◆ **DESCRIPTION OF THE TASK**:
Every line of the material below should be repeated exactly.

◆ **RECORDS FOR THE TASK**:
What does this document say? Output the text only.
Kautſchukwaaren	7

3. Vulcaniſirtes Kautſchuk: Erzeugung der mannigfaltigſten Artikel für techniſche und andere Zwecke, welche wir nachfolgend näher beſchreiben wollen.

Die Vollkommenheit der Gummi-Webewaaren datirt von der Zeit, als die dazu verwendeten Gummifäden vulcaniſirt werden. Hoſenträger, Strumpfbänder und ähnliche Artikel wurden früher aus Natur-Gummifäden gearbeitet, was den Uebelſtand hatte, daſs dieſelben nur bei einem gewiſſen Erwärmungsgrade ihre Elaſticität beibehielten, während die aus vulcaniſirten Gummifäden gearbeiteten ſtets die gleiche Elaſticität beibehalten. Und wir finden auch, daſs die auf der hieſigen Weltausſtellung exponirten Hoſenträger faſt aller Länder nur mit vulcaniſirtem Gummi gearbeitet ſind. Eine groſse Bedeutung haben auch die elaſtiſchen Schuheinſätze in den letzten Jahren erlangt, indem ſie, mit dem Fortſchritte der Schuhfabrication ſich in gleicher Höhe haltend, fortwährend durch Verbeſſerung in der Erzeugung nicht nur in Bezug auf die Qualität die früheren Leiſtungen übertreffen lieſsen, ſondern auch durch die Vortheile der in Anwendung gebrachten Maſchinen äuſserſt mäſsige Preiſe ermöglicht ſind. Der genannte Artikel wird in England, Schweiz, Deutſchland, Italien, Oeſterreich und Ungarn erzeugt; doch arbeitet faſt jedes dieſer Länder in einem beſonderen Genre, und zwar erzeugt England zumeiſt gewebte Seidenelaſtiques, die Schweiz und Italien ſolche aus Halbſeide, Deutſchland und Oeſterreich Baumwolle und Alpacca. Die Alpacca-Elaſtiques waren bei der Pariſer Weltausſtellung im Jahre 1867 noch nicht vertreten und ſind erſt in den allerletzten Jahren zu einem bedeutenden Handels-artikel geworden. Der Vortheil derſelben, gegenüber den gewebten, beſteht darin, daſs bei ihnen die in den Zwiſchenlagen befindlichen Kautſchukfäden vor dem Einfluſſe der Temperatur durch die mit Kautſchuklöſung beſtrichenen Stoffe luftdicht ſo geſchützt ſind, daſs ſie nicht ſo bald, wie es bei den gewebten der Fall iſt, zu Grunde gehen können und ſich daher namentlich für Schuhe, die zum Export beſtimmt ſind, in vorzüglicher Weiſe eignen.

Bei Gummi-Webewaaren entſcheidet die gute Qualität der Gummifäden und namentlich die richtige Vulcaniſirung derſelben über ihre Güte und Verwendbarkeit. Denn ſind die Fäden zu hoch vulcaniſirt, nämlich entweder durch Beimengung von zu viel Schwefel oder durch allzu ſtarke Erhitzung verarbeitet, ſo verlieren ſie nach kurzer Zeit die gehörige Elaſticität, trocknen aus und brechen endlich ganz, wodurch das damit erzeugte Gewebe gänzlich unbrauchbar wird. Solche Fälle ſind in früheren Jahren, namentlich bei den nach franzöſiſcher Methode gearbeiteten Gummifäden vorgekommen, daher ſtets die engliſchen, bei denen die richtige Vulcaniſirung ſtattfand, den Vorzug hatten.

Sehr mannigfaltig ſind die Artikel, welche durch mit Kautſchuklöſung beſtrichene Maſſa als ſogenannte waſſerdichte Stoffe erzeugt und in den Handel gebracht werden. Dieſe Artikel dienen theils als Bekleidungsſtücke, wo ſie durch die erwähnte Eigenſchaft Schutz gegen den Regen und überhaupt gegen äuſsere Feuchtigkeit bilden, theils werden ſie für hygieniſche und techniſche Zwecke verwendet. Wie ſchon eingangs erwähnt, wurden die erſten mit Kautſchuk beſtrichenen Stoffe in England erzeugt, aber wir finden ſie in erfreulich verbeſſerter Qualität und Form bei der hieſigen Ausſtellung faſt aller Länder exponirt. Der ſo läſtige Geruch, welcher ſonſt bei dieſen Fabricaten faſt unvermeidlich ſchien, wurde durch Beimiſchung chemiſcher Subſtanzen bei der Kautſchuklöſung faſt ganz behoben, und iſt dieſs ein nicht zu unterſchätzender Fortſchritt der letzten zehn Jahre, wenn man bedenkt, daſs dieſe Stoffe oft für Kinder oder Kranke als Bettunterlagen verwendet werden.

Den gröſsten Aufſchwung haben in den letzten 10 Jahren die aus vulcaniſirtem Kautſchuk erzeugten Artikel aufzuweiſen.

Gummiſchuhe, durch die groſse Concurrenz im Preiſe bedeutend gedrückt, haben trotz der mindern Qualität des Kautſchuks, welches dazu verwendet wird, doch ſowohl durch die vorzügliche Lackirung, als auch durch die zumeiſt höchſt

◆ **WORKED SOLUTION**:
What does this document say? Output the text only.
Kautſchukwaaren	7

3. Vulcaniſirtes Kautſchuk: Erzeugung der mannigfaltigſten Artikel für techniſche und andere Zwecke, welche wir nachfolgend näher beſchreiben wollen.

Die Vollkommenheit der Gummi-Webewaaren datirt von der Zeit, als die dazu verwendeten Gummifäden vulcaniſirt werden. Hoſenträger, Strumpfbänder und ähnliche Artikel wurden früher aus Natur-Gummifäden gearbeitet, was den Uebelſtand hatte, daſs dieſelben nur bei einem gewiſſen Erwärmungsgrade ihre Elaſticität beibehielten, während die aus vulcaniſirten Gummifäden gearbeiteten ſtets die gleiche Elaſticität beibehalten. Und wir finden auch, daſs die auf der hieſigen Weltausſtellung exponirten Hoſenträger faſt aller Länder nur mit vulcaniſirtem Gummi gearbeitet ſind. Eine groſse Bedeutung haben auch die elaſtiſchen Schuheinſätze in den letzten Jahren erlangt, indem ſie, mit dem Fortſchritte der Schuhfabrication ſich in gleicher Höhe haltend, fortwährend durch Verbeſſerung in der Erzeugung nicht nur in Bezug auf die Qualität die früheren Leiſtungen übertreffen lieſsen, ſondern auch durch die Vortheile der in Anwendung gebrachten Maſchinen äuſserſt mäſsige Preiſe ermöglicht ſind. Der genannte Artikel wird in England, Schweiz, Deutſchland, Italien, Oeſterreich und Ungarn erzeugt; doch arbeitet faſt jedes dieſer Länder in einem beſonderen Genre, und zwar erzeugt England zumeiſt gewebte Seidenelaſtiques, die Schweiz und Italien ſolche aus Halbſeide, Deutſchland und Oeſterreich Baumwolle und Alpacca. Die Alpacca-Elaſtiques waren bei der Pariſer Weltausſtellung im Jahre 1867 noch nicht vertreten und ſind erſt in den allerletzten Jahren zu einem bedeutenden Handels-artikel geworden. Der Vortheil derſelben, gegenüber den gewebten, beſteht darin, daſs bei ihnen die in den Zwiſchenlagen befindlichen Kautſchukfäden vor dem Einfluſſe der Temperatur durch die mit Kautſchuklöſung beſtrichenen Stoffe luftdicht ſo geſchützt ſind, daſs ſie nicht ſo bald, wie es bei den gewebten der Fall iſt, zu Grunde gehen können und ſich daher namentlich für Schuhe, die zum Export beſtimmt ſind, in vorzüglicher Weiſe eignen.

Bei Gummi-Webewaaren entſcheidet die gute Qualität der Gummifäden und namentlich die richtige Vulcaniſirung derſelben über ihre Güte und Verwendbarkeit. Denn ſind die Fäden zu hoch vulcaniſirt, nämlich entweder durch Beimengung von zu viel Schwefel oder durch allzu ſtarke Erhitzung verarbeitet, ſo verlieren ſie nach kurzer Zeit die gehörige Elaſticität, trocknen aus und brechen endlich ganz, wodurch das damit erzeugte Gewebe gänzlich unbrauchbar wird. Solche Fälle ſind in früheren Jahren, namentlich bei den nach franzöſiſcher Methode gearbeiteten Gummifäden vorgekommen, daher ſtets die engliſchen, bei denen die richtige Vulcaniſirung ſtattfand, den Vorzug hatten.

Sehr mannigfaltig ſind die Artikel, welche durch mit Kautſchuklöſung beſtrichene Maſſa als ſogenannte waſſerdichte Stoffe erzeugt und in den Handel gebracht werden. Dieſe Artikel dienen theils als Bekleidungsſtücke, wo ſie durch die erwähnte Eigenſchaft Schutz gegen den Regen und überhaupt gegen äuſsere Feuchtigkeit bilden, theils werden ſie für hygieniſche und techniſche Zwecke verwendet. Wie ſchon eingangs erwähnt, wurden die erſten mit Kautſchuk beſtrichenen Stoffe in England erzeugt, aber wir finden ſie in erfreulich verbeſſerter Qualität und Form bei der hieſigen Ausſtellung faſt aller Länder exponirt. Der ſo läſtige Geruch, welcher ſonſt bei dieſen Fabricaten faſt unvermeidlich ſchien, wurde durch Beimiſchung chemiſcher Subſtanzen bei der Kautſchuklöſung faſt ganz behoben, und iſt dieſs ein nicht zu unterſchätzender Fortſchritt der letzten zehn Jahre, wenn man bedenkt, daſs dieſe Stoffe oft für Kinder oder Kranke als Bettunterlagen verwendet werden.

Den gröſsten Aufſchwung haben in den letzten 10 Jahren die aus vulcaniſirtem Kautſchuk erzeugten Artikel aufzuweiſen.

Gummiſchuhe, durch die groſse Concurrenz im Preiſe bedeutend gedrückt, haben trotz der mindern Qualität des Kautſchuks, welches dazu verwendet wird, doch ſowohl durch die vorzügliche Lackirung, als auch durch die zumeiſt höchſt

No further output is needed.